■ **YOUR INSTRUCTIONS**
Report, word for word, every line of the material that contains "Technology".

■ **THE INPUT**
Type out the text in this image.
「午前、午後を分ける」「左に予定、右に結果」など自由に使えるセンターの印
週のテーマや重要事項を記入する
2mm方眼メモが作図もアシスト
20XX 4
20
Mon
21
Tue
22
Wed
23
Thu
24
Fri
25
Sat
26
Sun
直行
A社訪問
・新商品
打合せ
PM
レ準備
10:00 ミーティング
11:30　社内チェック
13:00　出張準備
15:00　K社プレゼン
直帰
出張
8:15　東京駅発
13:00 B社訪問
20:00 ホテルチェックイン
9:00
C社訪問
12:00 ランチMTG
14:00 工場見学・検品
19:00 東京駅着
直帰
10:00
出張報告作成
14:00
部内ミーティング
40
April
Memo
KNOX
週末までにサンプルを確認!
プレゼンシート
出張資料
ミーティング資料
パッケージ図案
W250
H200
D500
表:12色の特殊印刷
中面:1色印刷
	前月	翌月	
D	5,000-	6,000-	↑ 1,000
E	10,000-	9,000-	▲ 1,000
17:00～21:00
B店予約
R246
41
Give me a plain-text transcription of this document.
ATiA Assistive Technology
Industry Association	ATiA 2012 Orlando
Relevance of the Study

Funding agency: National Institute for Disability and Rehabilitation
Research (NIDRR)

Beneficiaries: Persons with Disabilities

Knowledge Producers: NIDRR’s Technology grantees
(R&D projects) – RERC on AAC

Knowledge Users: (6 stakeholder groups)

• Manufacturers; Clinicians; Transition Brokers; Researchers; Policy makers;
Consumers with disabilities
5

■ **TASK RESULT**
ATiA Assistive Technology
Knowledge Producers: NIDRR’s Technology grantees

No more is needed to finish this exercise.